ОТРЫВОК ДЛЯ ЧТЕНИЯ:
=-=-=-=-=

Недавно я спросил у одной гимназистки, которая живет по соседству: «Вы играете в теннис?» Она ответила: «Нет, родители не разрешают – говорят, от тенниса становишься слишком высокой». А вот другая история. У моего друга С. есть ребенок, который прекрасно успевает в школе, особенно в математике, но плохо знает английский. И ребенок, и родители переживают, наняли английскую гувернантку – но успеха нет. Я сказал С.: «Зачем так расстраиваться? Ваш ребенок – математический гений. Что полезнее в жизни: математика или языки? У чего больше применений? Ответ очевиден: у математики. Английский – не обязателен. Зачем ему разговорная практика? Он же не будет общаться с иностранцами каждый день, поэтому ясно, что он забудет всё, что выучил. А если он отправится за границу, то выучит язык сам, без усилий. Избавьтесь от гувернантки!»

Нынешние политики и педагоги, перекраивая все институты по западным лекалам – увеличивая часы английского в школах за счет японского и китайского и поощряя девушек заниматься спортом, как юноши, пытаются «сохранить наши прекрасные традиции и мораль». Это абсурд! Учиться создавать самолеты, радио и линкоры, но при этом «защищаться от радикальных идей» – наивно. Чиновники щеголяют во фраках и цилиндрах в праздники, восседают в креслах в канцеляриях – какое уж тут «сохранение традиций»? У них нет четкого плана: что сохранять, а что отвергнуть. Они действуют наобум, как ветер подует. Впрочем, как и большинство японцев. Мы все потерялись (я – не исключение). Плывем по течению, слепо подчиняясь духу времени. Одни кричат: «Иероглифы неудобны, надо избавиться от них!» – и предлагают перейти на ромадзи, но при этом не могут забыть красоту кандзи.

Мы – нация, разрывающаяся между прошлым и будущим, не способная ни отказаться от старого, ни полноценно принять новое.

* * *

Я часто задумываюсь: а действительно ли конституционная система и парламентаризм соответствуют японскому национальному характеру? Конституционализм – политика дискуссий, красноречия и демагогии. Однако, как я уже говорил, на Востоке чем значительнее человек, тем меньше он болтает. Не припомню, чтобы в древности среди великих государственных мужей были ораторы. В Японии те, кто мастерски владеет языком, обычно оказываются пустозвонами. После Реставрации Мэйдзи такие политики, как Окума Сигэнобу, Одзаки Юкио и Симада Сабуро[72], потерпели неудачу. Газеты клеймят грязные разборки в парламенте и порицают закулисные сделки партийных лидеров, но раз уж в депутаты пробиваются в основном невыносимые и вульгарные типы, исхода и ждать нельзя.

=-=-=-=-=

ИМЕЮЩИЕСЯ ДАННЫЕ:

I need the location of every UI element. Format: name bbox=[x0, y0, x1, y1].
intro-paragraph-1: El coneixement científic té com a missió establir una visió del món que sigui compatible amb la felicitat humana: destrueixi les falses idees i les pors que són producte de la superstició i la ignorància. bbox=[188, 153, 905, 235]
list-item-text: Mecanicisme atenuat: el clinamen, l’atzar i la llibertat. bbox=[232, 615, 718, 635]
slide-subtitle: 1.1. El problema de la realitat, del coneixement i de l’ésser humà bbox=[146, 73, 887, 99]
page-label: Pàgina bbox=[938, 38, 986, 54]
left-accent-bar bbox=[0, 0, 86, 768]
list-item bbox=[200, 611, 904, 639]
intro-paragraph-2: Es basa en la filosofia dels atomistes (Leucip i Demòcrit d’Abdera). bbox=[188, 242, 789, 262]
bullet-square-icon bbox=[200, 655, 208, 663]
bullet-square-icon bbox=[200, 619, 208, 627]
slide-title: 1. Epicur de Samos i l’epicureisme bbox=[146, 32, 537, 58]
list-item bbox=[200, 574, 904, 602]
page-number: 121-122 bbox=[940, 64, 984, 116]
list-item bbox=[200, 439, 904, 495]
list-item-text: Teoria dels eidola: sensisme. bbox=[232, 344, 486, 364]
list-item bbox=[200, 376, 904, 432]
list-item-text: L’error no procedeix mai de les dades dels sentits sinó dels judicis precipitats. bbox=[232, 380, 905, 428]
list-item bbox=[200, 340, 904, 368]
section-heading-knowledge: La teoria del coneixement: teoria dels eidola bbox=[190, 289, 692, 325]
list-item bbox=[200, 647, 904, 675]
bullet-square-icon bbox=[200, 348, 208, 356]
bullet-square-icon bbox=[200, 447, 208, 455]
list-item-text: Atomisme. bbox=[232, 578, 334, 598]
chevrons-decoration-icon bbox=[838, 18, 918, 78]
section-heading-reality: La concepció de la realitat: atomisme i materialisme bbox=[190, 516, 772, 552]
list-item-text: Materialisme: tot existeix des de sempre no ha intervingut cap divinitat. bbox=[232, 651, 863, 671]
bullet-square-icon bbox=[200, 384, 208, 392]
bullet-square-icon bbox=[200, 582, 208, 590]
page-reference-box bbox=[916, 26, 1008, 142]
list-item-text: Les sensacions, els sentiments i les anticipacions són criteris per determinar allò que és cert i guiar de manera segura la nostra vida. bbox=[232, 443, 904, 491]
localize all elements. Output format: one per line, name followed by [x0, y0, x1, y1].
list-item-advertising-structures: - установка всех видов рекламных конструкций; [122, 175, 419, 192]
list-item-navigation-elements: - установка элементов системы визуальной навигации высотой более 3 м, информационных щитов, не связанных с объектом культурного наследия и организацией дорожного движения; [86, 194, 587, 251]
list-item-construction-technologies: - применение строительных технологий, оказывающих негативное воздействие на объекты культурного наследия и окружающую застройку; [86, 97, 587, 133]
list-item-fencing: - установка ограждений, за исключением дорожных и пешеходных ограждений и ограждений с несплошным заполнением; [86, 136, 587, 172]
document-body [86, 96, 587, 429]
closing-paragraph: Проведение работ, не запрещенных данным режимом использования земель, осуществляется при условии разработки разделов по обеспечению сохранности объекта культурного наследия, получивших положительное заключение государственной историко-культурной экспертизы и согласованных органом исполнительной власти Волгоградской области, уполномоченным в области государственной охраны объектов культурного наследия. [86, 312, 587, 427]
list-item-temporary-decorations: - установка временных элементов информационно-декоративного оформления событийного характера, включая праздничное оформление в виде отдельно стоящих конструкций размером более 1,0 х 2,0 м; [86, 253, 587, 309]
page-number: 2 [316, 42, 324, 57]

=-=-=-=-=

ИСПОЛЬЗУЯ СВЕДЕНИЯ:
#1 Ответьте на вопросы по отрывку о японских традициях, пометив ответы так же:
(а) Чем, по словам гимназистки, родители объясняют запрет играть в теннис?
(б) Каких трех политиков после Реставрации Мэйдзи автор называет потерпевшими неудачу?
(в) За счет каких предметов в школах увеличивают часы английского?
#2 Продолжите отрывок о японских традициях и парламентаризме, начав сразу после его последнего предложения.

СПИСОК ОТВЕТОВ:
#1
(а) Родители говорят, что от тенниса становишься слишком высокой.
(б) Окума Сигэнобу, Одзаки Юкио и Симада Сабуро.
(в) За счет японского и китайского.

#2
Напротив, закулисные переговоры как раз соответствуют японскому нраву. Серьезные намерения и здравые мысли рождаются лишь в тишине четырех с половиной татами, когда пять-шесть доверенных лиц неторопливо беседуют, склонившись друг к другу.

Я не призываю вернуться к монархическому деспотизму или феодализму, но неужели нельзя было создать новый строй, не подражая Западу, а более соответствующий нашему национальному характеру? Если бы западная культура не проникла к нам, разве Восток не развил бы свою особую политическую систему?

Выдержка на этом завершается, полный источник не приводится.